Annotated element entries:
- - -
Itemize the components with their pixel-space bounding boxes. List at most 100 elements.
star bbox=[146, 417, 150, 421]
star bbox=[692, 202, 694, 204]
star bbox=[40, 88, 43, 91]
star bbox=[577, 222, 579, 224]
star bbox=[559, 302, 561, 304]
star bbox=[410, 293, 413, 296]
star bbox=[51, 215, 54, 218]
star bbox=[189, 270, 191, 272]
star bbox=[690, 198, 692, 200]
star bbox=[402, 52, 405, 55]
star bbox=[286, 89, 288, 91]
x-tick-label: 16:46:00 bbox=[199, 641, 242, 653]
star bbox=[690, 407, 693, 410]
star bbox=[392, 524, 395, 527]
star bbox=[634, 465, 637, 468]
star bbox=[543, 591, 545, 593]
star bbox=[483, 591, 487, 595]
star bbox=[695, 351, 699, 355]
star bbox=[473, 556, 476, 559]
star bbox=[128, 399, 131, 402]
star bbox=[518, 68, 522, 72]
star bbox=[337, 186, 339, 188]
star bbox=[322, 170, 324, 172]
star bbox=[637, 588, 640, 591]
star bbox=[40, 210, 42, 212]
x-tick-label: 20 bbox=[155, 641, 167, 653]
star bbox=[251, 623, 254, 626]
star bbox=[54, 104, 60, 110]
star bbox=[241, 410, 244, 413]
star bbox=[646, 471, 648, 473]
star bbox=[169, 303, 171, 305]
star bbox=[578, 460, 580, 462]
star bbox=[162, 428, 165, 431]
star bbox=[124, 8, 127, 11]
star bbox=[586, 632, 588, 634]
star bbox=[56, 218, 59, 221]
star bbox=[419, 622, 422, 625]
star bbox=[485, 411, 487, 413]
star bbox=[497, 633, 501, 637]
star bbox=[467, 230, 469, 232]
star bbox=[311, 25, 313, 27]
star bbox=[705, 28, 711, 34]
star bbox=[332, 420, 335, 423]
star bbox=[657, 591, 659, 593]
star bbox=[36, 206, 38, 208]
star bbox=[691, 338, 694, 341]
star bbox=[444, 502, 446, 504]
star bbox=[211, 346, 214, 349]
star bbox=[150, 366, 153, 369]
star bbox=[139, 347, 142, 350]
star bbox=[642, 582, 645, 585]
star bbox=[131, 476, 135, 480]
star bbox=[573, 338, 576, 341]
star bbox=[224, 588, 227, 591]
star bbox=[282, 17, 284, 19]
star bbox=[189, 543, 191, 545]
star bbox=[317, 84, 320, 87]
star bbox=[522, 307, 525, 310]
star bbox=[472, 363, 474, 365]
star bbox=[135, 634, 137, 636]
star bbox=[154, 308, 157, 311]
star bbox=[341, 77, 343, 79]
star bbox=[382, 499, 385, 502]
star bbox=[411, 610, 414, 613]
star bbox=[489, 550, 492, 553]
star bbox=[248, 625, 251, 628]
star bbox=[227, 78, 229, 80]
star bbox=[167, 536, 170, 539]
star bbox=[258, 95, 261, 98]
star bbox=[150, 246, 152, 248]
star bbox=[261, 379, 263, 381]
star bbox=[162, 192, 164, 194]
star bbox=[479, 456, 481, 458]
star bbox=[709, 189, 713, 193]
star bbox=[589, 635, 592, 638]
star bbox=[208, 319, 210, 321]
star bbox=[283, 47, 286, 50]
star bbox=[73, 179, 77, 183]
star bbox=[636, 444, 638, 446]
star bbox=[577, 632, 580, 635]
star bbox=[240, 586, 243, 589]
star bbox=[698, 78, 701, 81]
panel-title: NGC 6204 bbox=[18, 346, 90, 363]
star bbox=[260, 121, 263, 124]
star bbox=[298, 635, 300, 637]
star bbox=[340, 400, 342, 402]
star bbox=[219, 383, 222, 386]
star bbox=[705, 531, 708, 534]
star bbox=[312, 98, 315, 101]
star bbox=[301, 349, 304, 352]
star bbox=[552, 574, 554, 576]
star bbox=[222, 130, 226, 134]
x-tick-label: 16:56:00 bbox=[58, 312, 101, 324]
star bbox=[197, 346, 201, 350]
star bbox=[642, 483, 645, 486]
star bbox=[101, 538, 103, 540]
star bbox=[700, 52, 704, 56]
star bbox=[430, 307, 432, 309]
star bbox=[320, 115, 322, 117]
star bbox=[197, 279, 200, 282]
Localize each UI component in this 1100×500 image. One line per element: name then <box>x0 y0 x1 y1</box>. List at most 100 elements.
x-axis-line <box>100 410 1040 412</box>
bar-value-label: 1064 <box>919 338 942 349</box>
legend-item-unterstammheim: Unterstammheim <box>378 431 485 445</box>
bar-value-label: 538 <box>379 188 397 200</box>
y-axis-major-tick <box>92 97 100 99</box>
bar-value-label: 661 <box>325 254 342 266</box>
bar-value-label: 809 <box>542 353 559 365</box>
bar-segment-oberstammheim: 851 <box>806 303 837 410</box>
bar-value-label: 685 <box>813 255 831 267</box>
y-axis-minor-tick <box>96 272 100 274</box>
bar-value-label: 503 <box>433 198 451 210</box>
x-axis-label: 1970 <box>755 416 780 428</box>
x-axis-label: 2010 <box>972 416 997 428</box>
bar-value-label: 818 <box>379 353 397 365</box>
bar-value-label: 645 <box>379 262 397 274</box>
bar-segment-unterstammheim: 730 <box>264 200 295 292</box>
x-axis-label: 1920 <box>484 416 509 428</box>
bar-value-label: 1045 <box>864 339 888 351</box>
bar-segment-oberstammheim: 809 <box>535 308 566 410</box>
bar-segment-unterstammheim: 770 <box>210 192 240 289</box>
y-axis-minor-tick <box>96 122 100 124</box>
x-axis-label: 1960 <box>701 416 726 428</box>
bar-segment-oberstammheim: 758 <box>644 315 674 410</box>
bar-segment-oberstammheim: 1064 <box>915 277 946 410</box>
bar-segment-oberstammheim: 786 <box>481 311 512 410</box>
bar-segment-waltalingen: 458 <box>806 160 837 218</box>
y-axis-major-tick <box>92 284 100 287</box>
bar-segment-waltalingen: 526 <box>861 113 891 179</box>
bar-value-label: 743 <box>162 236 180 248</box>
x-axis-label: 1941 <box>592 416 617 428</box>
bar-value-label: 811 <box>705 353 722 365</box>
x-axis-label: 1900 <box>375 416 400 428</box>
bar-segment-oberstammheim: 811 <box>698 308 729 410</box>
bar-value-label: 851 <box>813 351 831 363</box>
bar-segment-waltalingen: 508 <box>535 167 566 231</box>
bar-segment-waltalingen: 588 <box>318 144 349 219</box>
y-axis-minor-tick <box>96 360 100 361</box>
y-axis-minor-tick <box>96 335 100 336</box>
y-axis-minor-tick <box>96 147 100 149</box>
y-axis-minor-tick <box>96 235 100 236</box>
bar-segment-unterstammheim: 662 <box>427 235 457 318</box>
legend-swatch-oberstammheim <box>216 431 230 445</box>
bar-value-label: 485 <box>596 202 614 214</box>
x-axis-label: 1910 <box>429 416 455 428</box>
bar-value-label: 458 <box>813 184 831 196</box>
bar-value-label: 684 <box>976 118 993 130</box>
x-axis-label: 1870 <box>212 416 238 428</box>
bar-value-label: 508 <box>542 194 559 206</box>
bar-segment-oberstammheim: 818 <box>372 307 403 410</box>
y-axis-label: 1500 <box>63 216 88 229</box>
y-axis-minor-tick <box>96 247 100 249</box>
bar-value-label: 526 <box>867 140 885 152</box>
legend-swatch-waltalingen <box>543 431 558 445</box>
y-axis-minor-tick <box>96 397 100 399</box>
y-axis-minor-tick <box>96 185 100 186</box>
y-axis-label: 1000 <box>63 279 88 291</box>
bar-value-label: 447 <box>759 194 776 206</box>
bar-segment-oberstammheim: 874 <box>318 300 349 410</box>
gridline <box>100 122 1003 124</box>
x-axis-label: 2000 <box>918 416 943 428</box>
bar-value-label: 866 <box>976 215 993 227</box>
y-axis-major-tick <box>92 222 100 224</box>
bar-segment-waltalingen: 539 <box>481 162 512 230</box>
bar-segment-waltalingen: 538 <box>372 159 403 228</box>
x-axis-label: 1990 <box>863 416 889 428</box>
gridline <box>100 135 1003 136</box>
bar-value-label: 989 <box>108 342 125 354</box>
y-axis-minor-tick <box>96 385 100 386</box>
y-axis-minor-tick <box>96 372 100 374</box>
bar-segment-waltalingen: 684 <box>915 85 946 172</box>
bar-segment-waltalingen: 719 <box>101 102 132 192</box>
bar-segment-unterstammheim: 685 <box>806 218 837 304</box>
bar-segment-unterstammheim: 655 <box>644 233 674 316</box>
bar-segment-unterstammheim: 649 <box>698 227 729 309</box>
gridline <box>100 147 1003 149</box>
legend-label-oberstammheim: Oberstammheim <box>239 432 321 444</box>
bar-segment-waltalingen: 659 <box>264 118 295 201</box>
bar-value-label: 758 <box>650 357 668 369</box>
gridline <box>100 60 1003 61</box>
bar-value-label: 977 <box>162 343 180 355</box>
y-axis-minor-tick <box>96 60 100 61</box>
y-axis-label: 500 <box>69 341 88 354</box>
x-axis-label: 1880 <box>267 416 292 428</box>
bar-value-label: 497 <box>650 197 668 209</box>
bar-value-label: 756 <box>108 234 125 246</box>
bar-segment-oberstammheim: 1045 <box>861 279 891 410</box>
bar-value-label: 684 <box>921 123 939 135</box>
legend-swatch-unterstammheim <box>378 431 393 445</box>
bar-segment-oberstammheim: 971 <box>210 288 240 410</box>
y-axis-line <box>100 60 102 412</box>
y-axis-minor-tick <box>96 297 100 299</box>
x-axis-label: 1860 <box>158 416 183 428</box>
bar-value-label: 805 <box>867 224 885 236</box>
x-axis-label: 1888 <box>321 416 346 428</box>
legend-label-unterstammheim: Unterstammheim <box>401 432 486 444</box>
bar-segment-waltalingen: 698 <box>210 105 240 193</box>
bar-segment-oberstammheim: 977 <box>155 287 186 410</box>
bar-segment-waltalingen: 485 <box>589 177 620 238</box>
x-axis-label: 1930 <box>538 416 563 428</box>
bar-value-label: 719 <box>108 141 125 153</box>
- - -
**WHAT YOU NEED TO DO:** Please write out the data from its first line through the line containing "star bbox=[311, 25, 313, 27]", both included.

**FULL OUTPUT:**
Itemize the components with their pixel-space bounding boxes. List at most 100 elements.
star bbox=[146, 417, 150, 421]
star bbox=[692, 202, 694, 204]
star bbox=[40, 88, 43, 91]
star bbox=[577, 222, 579, 224]
star bbox=[559, 302, 561, 304]
star bbox=[410, 293, 413, 296]
star bbox=[51, 215, 54, 218]
star bbox=[189, 270, 191, 272]
star bbox=[690, 198, 692, 200]
star bbox=[402, 52, 405, 55]
star bbox=[286, 89, 288, 91]
x-tick-label: 16:46:00 bbox=[199, 641, 242, 653]
star bbox=[690, 407, 693, 410]
star bbox=[392, 524, 395, 527]
star bbox=[634, 465, 637, 468]
star bbox=[543, 591, 545, 593]
star bbox=[483, 591, 487, 595]
star bbox=[695, 351, 699, 355]
star bbox=[473, 556, 476, 559]
star bbox=[128, 399, 131, 402]
star bbox=[518, 68, 522, 72]
star bbox=[337, 186, 339, 188]
star bbox=[322, 170, 324, 172]
star bbox=[637, 588, 640, 591]
star bbox=[40, 210, 42, 212]
x-tick-label: 20 bbox=[155, 641, 167, 653]
star bbox=[251, 623, 254, 626]
star bbox=[54, 104, 60, 110]
star bbox=[241, 410, 244, 413]
star bbox=[646, 471, 648, 473]
star bbox=[169, 303, 171, 305]
star bbox=[578, 460, 580, 462]
star bbox=[162, 428, 165, 431]
star bbox=[124, 8, 127, 11]
star bbox=[586, 632, 588, 634]
star bbox=[56, 218, 59, 221]
star bbox=[419, 622, 422, 625]
star bbox=[485, 411, 487, 413]
star bbox=[497, 633, 501, 637]
star bbox=[467, 230, 469, 232]
star bbox=[311, 25, 313, 27]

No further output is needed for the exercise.